* Start Dataset records *

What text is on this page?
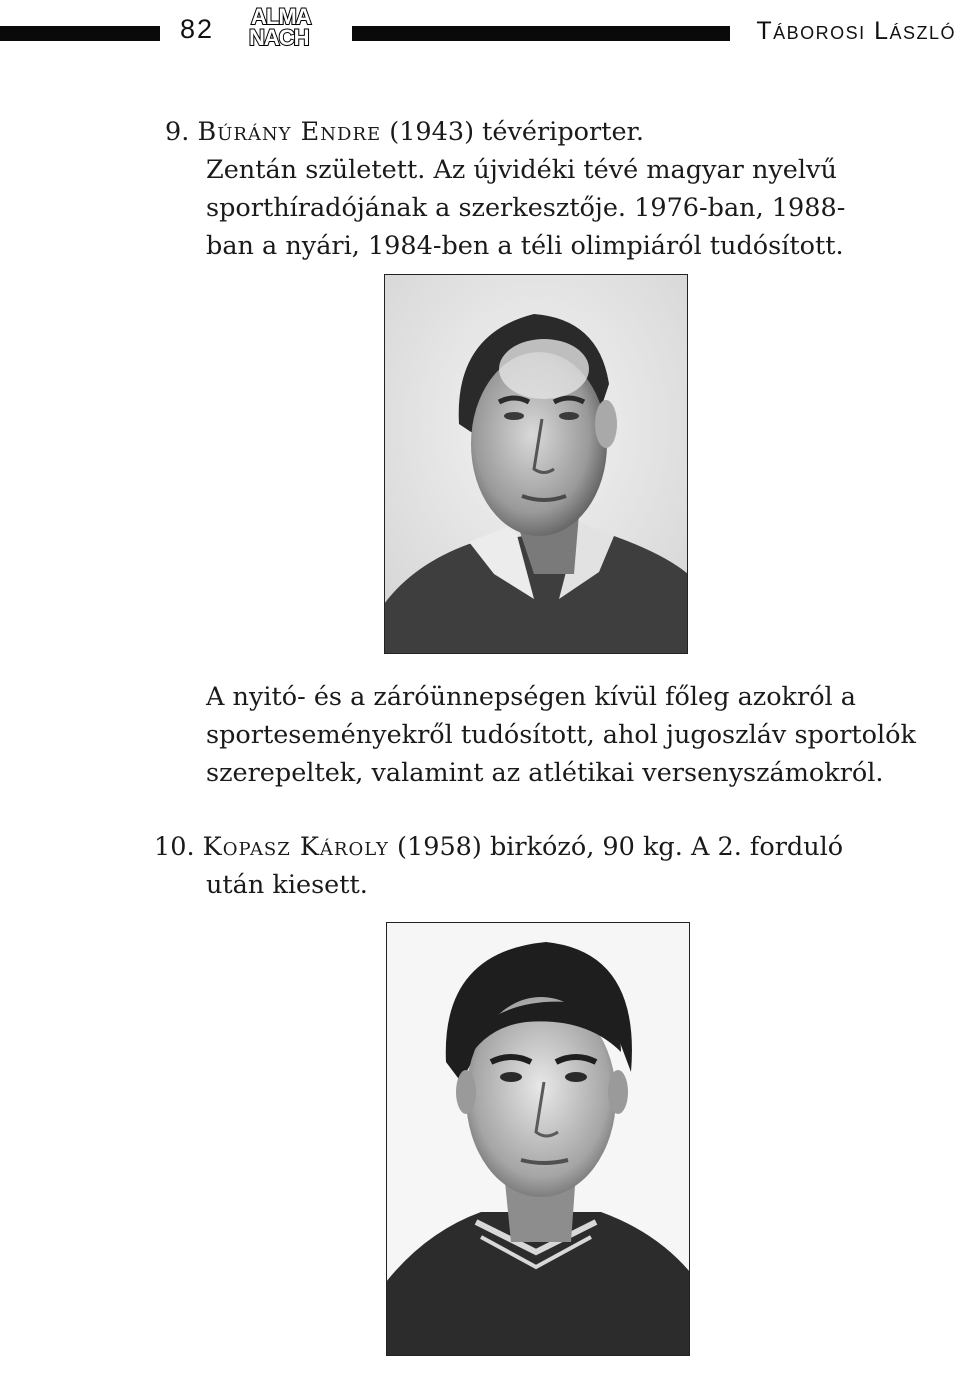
82 ALMA
NACH	Táborosi László

9. Búrány Endre (1943) tévériporter.

Zentán született. Az újvidéki tévé magyar nyelvű

sporthíradójának a szerkesztője. 1976-ban, 1988-

ban a nyári, 1984-ben a téli olimpiáról tudósított.

A nyitó- és a záróünnepségen kívül főleg azokról a

sporteseményekről tudósított, ahol jugoszláv sportolók

szerepeltek, valamint az atlétikai versenyszámokról.

10. Kopasz Károly (1958) birkózó, 90 kg. A 2. forduló

után kiesett.
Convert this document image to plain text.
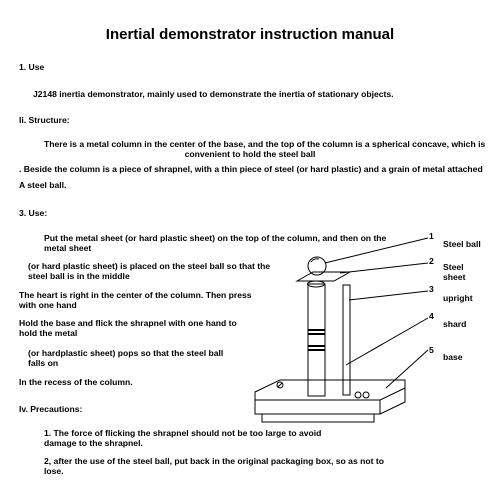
Inertial demonstrator instruction manual
1. Use
J2148 inertia demonstrator, mainly used to demonstrate the inertia of stationary objects.
Ii. Structure:
There is a metal column in the center of the base, and the top of the column is a spherical concave, which is
convenient to hold the steel ball
. Beside the column is a piece of shrapnel, with a thin piece of steel (or hard plastic) and a grain of metal attached
A steel ball.
3. Use:
Put the metal sheet (or hard plastic sheet) on the top of the column, and then on the
metal sheet
(or hard plastic sheet) is placed on the steel ball so that the
steel ball is in the middle
The heart is right in the center of the column. Then press
with one hand
Hold the base and flick the shrapnel with one hand to
hold the metal
(or hardplastic sheet) pops so that the steel ball
falls on
In the recess of the column.
Iv. Precautions:
1. The force of flicking the shrapnel should not be too large to avoid
damage to the shrapnel.
2, after the use of the steel ball, put back in the original packaging box, so as not to
lose.
1
Steel ball
2
Steel
sheet
3
upright
4
shard
5
base
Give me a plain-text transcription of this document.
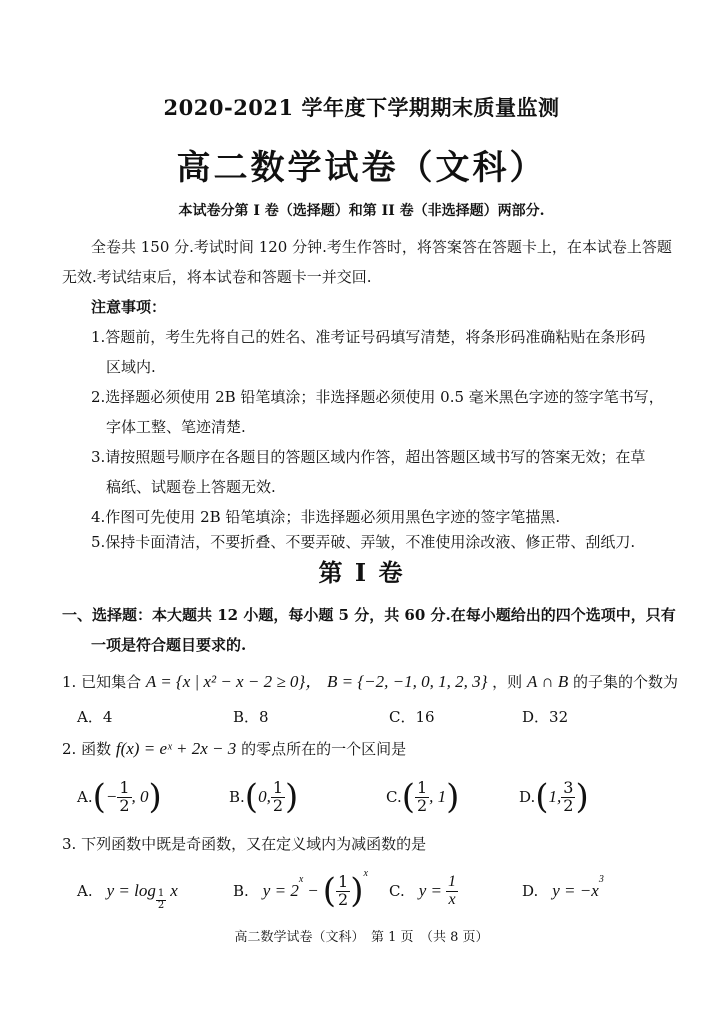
2020-2021 学年度下学期期末质量监测
高二数学试卷（文科）
本试卷分第 I 卷（选择题）和第 II 卷（非选择题）两部分.
全卷共 150 分.考试时间 120 分钟.考生作答时，将答案答在答题卡上，在本试卷上答题
无效.考试结束后，将本试卷和答题卡一并交回.
注意事项：
1.答题前，考生先将自己的姓名、准考证号码填写清楚，将条形码准确粘贴在条形码
区域内.
2.选择题必须使用 2B 铅笔填涂；非选择题必须使用 0.5 毫米黑色字迹的签字笔书写，
字体工整、笔迹清楚.
3.请按照题号顺序在各题目的答题区域内作答，超出答题区域书写的答案无效；在草
稿纸、试题卷上答题无效.
4.作图可先使用 2B 铅笔填涂；非选择题必须用黑色字迹的签字笔描黑.
5.保持卡面清洁，不要折叠、不要弄破、弄皱，不准使用涂改液、修正带、刮纸刀.
第 I 卷
一、选择题：本大题共 12 小题，每小题 5 分，共 60 分.在每小题给出的四个选项中，只有
一项是符合题目要求的.
1. 已知集合 A = {x | x² − x − 2 ≥ 0}， B = {−2, −1, 0, 1, 2, 3} ，则 A ∩ B 的子集的个数为
A．4	B．8	C．16	D．32
2. 函数 f(x) = eˣ + 2x − 3 的零点所在的一个区间是
A. ( − $\frac{1}{2}$ , 0 )	B. ( 0, $\frac{1}{2}$ )	C. ( $\frac{1}{2}$ , 1 )	D. ( 1, $\frac{3}{2}$ )
3. 下列函数中既是奇函数，又在定义域内为减函数的是
A. $y = \log \frac{1}{2}$ x	B. y = 2
$^x$
− ( $\frac{1}{2} )^x$
C. $y = \frac{1}{x}$	D. y = −x
$^3$
高二数学试卷（文科）　第 1 页　（共 8 页）
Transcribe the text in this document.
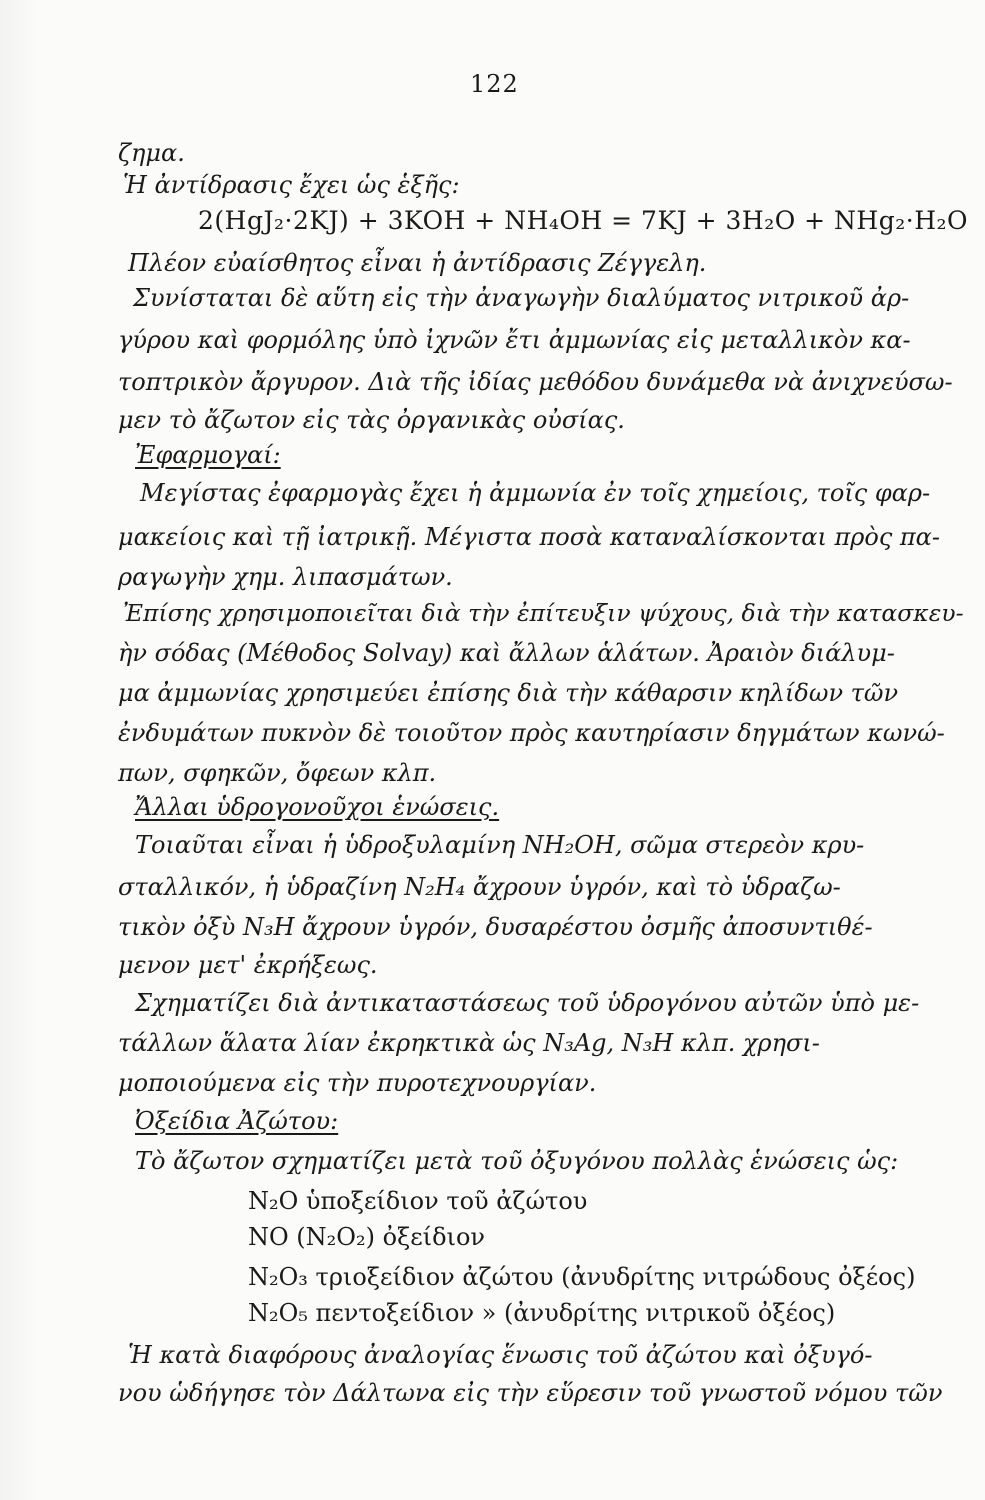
122
ζημα.
Ἡ ἀντίδρασις ἔχει ὡς ἑξῆς:
2(HgJ₂·2KJ) + 3KOH + NH₄OH = 7KJ + 3H₂O + NHg₂·H₂O
Πλέον εὐαίσθητος εἶναι ἡ ἀντίδρασις Ζέγγελη.
Συνίσταται δὲ αὕτη εἰς τὴν ἀναγωγὴν διαλύματος νιτρικοῦ ἀρ-
γύρου καὶ φορμόλης ὑπὸ ἰχνῶν ἔτι ἀμμωνίας εἰς μεταλλικὸν κα-
τοπτρικὸν ἄργυρον. Διὰ τῆς ἰδίας μεθόδου δυνάμεθα νὰ ἀνιχνεύσω-
μεν τὸ ἄζωτον εἰς τὰς ὀργανικὰς οὐσίας.
Ἐφαρμογαί:
Μεγίστας ἐφαρμογὰς ἔχει ἡ ἀμμωνία ἐν τοῖς χημείοις, τοῖς φαρ-
μακείοις καὶ τῇ ἰατρικῇ. Μέγιστα ποσὰ καταναλίσκονται πρὸς πα-
ραγωγὴν χημ. λιπασμάτων.
Ἐπίσης χρησιμοποιεῖται διὰ τὴν ἐπίτευξιν ψύχους, διὰ τὴν κατασκευ-
ὴν σόδας (Μέθοδος Solvay) καὶ ἄλλων ἁλάτων. Ἀραιὸν διάλυμ-
μα ἀμμωνίας χρησιμεύει ἐπίσης διὰ τὴν κάθαρσιν κηλίδων τῶν
ἐνδυμάτων πυκνὸν δὲ τοιοῦτον πρὸς καυτηρίασιν δηγμάτων κωνώ-
πων, σφηκῶν, ὄφεων κλπ.
Ἄλλαι ὑδρογονοῦχοι ἑνώσεις.
Τοιαῦται εἶναι ἡ ὑδροξυλαμίνη NH₂OH, σῶμα στερεὸν κρυ-
σταλλικόν, ἡ ὑδραζίνη N₂H₄ ἄχρουν ὑγρόν, καὶ τὸ ὑδραζω-
τικὸν ὀξὺ N₃H ἄχρουν ὑγρόν, δυσαρέστου ὀσμῆς ἀποσυντιθέ-
μενον μετ' ἐκρήξεως.
Σχηματίζει διὰ ἀντικαταστάσεως τοῦ ὑδρογόνου αὐτῶν ὑπὸ με-
τάλλων ἅλατα λίαν ἐκρηκτικὰ ὡς N₃Ag, N₃H κλπ. χρησι-
μοποιούμενα εἰς τὴν πυροτεχνουργίαν.
Ὀξείδια Ἀζώτου:
Τὸ ἄζωτον σχηματίζει μετὰ τοῦ ὀξυγόνου πολλὰς ἑνώσεις ὡς:
N₂O ὑποξείδιον τοῦ ἀζώτου
NO (N₂O₂) ὀξείδιον
N₂O₃ τριοξείδιον ἀζώτου (ἀνυδρίτης νιτρώδους ὀξέος)
N₂O₅ πεντοξείδιον » (ἀνυδρίτης νιτρικοῦ ὀξέος)
Ἡ κατὰ διαφόρους ἀναλογίας ἕνωσις τοῦ ἀζώτου καὶ ὀξυγό-
νου ὡδήγησε τὸν Δάλτωνα εἰς τὴν εὕρεσιν τοῦ γνωστοῦ νόμου τῶν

* End Dataset records *

Problem to solve =>
State how many lines above contain the string "ἑνώσεις", with no other words.

Final answer =>
2